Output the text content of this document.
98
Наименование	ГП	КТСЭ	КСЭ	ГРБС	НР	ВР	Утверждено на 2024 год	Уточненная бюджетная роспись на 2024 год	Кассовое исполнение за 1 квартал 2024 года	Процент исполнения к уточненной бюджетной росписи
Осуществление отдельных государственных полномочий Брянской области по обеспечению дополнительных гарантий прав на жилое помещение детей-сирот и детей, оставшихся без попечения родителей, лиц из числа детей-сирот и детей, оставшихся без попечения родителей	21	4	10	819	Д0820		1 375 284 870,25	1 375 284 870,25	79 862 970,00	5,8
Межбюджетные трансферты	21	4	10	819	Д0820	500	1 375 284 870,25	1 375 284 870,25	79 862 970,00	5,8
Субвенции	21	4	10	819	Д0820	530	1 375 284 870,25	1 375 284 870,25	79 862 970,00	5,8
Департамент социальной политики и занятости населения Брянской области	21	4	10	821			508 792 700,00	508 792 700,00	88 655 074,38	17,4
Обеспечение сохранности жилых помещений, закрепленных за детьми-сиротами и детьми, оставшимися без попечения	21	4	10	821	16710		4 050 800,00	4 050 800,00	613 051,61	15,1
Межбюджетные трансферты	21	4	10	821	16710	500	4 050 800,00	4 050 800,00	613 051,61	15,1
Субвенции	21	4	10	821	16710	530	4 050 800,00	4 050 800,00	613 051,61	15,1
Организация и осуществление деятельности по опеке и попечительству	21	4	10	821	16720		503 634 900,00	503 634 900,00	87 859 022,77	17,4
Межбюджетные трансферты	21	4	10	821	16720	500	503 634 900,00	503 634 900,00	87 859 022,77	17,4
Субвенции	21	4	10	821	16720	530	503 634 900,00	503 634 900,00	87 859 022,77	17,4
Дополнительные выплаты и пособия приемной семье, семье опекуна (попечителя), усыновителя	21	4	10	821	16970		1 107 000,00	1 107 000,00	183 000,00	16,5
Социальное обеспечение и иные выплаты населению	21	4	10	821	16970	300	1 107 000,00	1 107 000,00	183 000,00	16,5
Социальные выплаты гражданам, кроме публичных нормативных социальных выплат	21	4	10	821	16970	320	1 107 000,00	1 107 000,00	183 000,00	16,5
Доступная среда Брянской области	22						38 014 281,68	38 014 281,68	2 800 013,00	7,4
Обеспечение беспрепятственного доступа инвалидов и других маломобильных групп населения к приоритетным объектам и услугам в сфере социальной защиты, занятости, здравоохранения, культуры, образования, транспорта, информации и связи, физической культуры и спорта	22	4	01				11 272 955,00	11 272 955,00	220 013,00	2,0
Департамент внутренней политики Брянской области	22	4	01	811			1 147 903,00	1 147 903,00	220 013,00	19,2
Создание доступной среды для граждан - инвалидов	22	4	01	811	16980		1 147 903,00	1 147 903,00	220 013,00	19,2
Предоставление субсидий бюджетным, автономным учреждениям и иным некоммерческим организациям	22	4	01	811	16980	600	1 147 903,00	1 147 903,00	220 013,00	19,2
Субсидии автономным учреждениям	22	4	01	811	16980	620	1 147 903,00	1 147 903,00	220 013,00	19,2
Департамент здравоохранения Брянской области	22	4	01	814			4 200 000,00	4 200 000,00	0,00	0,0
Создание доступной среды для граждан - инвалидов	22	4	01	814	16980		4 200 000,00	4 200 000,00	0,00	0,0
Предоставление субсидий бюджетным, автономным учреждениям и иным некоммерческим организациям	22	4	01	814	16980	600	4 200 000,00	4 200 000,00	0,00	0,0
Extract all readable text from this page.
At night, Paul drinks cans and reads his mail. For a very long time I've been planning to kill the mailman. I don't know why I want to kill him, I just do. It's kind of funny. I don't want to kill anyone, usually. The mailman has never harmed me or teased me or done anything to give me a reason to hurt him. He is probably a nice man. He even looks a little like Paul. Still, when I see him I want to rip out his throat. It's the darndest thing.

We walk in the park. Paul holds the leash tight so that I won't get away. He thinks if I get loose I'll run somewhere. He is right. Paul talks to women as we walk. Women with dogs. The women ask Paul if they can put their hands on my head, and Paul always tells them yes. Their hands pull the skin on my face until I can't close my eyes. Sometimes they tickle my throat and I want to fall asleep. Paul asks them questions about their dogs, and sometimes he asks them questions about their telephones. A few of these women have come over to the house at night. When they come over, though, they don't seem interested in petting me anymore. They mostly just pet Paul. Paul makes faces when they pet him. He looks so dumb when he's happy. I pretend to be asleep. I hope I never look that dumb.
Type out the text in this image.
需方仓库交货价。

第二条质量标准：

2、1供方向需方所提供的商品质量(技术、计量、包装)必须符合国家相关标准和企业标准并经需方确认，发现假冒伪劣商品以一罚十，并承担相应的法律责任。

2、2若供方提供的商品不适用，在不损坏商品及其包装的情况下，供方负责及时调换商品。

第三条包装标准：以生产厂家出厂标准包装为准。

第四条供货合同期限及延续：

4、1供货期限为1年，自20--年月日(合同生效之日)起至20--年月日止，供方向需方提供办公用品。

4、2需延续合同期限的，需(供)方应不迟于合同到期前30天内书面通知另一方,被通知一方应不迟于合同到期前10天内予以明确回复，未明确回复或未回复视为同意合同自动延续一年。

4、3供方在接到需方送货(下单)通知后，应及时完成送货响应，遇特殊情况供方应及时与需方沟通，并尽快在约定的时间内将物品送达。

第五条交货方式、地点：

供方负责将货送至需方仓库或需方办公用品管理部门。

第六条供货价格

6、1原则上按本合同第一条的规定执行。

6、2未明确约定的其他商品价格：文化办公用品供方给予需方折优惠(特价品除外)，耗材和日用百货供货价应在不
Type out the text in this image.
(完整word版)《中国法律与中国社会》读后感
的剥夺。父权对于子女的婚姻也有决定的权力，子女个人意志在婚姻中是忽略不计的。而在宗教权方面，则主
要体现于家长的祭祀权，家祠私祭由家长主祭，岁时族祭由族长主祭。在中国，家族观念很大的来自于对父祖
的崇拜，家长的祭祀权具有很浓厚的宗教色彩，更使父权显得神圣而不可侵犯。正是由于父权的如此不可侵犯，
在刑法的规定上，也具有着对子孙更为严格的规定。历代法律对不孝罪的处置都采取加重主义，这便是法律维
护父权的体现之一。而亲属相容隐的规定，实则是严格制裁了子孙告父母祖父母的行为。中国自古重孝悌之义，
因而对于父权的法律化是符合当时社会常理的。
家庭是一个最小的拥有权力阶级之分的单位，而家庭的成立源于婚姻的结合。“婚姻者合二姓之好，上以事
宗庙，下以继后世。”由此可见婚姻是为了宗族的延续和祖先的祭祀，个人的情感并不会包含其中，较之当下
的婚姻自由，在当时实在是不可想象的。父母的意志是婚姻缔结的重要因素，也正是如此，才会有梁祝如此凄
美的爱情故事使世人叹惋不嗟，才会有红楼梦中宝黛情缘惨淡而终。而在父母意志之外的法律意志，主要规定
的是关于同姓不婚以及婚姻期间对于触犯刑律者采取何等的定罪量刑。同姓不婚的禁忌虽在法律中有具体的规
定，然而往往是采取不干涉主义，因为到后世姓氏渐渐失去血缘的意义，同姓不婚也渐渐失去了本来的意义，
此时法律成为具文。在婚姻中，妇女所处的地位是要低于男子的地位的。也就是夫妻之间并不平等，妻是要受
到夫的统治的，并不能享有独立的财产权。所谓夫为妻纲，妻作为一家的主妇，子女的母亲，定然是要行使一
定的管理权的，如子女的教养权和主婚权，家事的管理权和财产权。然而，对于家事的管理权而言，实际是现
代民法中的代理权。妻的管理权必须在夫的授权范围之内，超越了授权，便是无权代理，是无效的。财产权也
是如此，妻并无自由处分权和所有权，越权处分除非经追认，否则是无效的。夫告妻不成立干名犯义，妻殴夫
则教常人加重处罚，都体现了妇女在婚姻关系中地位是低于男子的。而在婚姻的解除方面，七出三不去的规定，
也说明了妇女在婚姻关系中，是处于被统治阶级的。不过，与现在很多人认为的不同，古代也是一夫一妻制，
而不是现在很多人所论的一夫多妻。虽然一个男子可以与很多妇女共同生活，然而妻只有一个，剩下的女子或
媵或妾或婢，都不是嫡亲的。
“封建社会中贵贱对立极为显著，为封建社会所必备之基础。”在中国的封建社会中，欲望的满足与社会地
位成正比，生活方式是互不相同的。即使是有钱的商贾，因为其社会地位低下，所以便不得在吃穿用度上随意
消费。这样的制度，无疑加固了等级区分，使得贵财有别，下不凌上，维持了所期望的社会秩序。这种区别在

▶ _AIM OF THE EXERCISE_
Among these entries, how many lines include the string "looks"? Reply with the number by itself.

▶ _RESULT OF THIS EXERCISE_
2